What is expected
Reproduce word for word the lines of the material, beginning at the very first line and continuing through the line containing "toc-subentry: Preventive Maintenance6-4".

Items from a dataset:

┌──

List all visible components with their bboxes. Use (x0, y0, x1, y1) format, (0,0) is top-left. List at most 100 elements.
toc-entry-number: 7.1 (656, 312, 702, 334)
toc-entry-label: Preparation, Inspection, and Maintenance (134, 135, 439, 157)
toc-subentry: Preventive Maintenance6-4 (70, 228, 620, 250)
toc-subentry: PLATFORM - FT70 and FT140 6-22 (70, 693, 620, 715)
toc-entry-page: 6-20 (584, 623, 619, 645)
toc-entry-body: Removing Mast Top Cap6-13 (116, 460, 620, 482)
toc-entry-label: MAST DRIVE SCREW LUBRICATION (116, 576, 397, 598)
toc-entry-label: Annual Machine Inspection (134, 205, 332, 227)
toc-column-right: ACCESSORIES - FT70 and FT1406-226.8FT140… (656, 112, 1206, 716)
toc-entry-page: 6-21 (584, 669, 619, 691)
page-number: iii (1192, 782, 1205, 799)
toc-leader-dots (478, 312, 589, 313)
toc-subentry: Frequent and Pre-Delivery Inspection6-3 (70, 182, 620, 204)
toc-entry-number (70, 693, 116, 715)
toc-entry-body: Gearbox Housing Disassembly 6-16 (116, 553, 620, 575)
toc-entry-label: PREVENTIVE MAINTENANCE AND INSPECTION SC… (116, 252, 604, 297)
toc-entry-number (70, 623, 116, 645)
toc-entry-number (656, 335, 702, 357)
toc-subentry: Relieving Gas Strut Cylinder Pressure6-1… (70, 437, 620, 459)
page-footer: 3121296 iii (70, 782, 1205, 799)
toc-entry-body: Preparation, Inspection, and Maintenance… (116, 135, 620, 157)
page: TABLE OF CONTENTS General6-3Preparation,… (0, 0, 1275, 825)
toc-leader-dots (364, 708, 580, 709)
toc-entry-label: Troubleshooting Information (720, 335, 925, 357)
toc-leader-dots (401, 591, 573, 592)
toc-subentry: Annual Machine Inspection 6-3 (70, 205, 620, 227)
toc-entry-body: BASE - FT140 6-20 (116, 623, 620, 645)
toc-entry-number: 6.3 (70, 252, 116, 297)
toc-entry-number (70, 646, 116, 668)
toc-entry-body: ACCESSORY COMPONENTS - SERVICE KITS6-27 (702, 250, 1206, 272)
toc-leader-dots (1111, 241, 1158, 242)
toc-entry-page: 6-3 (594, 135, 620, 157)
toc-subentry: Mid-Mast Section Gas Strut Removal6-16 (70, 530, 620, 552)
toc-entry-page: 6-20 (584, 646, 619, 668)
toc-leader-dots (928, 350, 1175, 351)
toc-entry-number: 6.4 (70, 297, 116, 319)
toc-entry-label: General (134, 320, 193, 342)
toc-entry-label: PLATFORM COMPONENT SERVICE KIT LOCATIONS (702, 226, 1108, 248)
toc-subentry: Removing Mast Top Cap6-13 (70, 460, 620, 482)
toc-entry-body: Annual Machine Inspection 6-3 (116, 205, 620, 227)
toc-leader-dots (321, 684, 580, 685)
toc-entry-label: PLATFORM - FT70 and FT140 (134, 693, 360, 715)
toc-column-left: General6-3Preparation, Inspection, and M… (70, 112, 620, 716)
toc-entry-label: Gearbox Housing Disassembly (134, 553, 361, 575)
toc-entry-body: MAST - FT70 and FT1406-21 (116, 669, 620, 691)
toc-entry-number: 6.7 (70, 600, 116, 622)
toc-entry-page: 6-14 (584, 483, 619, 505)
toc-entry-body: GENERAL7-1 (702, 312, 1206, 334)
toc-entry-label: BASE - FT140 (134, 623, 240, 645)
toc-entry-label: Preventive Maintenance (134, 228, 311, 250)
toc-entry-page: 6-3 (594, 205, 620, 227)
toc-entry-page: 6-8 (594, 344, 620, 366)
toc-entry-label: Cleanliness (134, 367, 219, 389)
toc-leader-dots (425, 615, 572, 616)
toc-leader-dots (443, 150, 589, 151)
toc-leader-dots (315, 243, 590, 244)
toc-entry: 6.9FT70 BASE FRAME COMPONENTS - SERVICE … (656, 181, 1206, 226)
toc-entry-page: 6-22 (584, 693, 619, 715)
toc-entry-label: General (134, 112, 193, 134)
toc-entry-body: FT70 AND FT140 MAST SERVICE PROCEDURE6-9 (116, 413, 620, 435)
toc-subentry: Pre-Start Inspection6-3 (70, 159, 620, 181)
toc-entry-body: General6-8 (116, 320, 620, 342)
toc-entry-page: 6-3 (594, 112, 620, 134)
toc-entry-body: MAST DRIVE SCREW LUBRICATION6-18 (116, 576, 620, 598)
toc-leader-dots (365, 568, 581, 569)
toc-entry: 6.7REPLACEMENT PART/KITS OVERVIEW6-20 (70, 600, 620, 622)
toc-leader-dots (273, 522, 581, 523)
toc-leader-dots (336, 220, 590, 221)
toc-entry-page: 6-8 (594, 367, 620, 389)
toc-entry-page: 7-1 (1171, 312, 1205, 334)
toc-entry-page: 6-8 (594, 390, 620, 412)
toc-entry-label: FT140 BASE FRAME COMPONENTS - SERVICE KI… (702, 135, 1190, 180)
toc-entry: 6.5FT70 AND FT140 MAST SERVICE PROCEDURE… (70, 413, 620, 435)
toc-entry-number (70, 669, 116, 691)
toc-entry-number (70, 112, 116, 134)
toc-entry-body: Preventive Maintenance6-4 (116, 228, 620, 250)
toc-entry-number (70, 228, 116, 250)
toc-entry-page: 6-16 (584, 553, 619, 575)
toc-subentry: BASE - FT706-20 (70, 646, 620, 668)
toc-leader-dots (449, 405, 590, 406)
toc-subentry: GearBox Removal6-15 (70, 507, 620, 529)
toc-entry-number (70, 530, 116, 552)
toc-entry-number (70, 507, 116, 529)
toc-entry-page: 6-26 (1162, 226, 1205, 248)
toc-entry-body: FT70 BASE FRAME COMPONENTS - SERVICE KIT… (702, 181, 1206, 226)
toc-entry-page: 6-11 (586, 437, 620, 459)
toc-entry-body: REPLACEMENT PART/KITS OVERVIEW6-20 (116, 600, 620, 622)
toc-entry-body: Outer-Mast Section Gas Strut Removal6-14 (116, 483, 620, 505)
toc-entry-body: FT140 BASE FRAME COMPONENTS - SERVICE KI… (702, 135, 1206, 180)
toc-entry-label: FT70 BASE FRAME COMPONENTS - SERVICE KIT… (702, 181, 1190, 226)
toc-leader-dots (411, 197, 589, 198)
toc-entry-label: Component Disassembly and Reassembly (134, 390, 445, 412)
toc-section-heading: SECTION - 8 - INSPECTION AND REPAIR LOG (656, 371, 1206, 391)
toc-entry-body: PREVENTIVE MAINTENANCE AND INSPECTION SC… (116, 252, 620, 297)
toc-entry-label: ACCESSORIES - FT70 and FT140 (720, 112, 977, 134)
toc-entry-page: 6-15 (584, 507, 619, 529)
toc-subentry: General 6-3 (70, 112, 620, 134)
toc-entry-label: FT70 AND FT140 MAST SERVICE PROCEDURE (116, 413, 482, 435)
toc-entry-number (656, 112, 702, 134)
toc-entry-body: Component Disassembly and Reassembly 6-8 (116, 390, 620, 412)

└──

Solution to the exercise
List all visible components with their bboxes. Use (x0, y0, x1, y1) format, (0,0) is top-left. List at most 100 elements.
toc-entry-number: 7.1 (656, 312, 702, 334)
toc-entry-label: Preparation, Inspection, and Maintenance (134, 135, 439, 157)
toc-subentry: Preventive Maintenance6-4 (70, 228, 620, 250)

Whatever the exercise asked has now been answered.